▶ Exercise:
How many lines in these records hold the string "Read"? Reply with the number alone.

▶ Data rows:
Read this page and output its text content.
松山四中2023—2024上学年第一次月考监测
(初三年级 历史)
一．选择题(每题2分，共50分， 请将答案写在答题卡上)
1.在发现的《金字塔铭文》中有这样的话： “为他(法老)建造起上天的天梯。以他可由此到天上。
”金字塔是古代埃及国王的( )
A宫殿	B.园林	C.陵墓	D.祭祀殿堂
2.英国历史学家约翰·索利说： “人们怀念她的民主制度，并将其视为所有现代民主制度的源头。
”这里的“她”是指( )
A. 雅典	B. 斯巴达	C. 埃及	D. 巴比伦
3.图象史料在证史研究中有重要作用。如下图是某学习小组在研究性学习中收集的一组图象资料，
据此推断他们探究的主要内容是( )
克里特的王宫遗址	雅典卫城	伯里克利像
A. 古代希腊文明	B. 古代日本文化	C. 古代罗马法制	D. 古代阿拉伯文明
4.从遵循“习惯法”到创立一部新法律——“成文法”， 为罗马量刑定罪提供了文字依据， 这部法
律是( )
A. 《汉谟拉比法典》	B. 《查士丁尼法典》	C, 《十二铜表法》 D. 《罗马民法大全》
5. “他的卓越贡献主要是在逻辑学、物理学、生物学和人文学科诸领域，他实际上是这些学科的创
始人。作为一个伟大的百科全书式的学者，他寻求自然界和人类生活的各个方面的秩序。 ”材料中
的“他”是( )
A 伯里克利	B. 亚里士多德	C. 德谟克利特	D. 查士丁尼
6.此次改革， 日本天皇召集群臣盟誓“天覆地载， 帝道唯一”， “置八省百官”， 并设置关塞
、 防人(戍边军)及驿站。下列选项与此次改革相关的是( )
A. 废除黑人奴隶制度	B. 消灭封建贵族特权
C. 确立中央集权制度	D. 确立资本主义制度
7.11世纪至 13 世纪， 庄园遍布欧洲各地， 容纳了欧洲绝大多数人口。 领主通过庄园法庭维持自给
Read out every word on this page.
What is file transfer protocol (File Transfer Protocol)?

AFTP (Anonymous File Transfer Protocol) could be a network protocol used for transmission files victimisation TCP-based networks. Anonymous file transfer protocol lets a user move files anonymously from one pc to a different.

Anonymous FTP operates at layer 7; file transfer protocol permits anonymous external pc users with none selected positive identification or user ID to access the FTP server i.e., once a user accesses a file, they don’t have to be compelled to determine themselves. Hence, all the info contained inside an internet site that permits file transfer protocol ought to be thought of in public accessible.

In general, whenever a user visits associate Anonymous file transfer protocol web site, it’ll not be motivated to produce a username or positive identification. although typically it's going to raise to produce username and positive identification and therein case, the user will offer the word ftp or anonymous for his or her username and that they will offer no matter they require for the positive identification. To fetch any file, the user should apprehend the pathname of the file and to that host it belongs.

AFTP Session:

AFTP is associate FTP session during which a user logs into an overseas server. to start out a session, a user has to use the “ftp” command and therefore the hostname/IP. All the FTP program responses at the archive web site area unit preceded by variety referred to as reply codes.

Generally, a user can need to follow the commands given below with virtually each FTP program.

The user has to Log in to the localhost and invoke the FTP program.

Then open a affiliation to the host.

▶ Problem solution:
2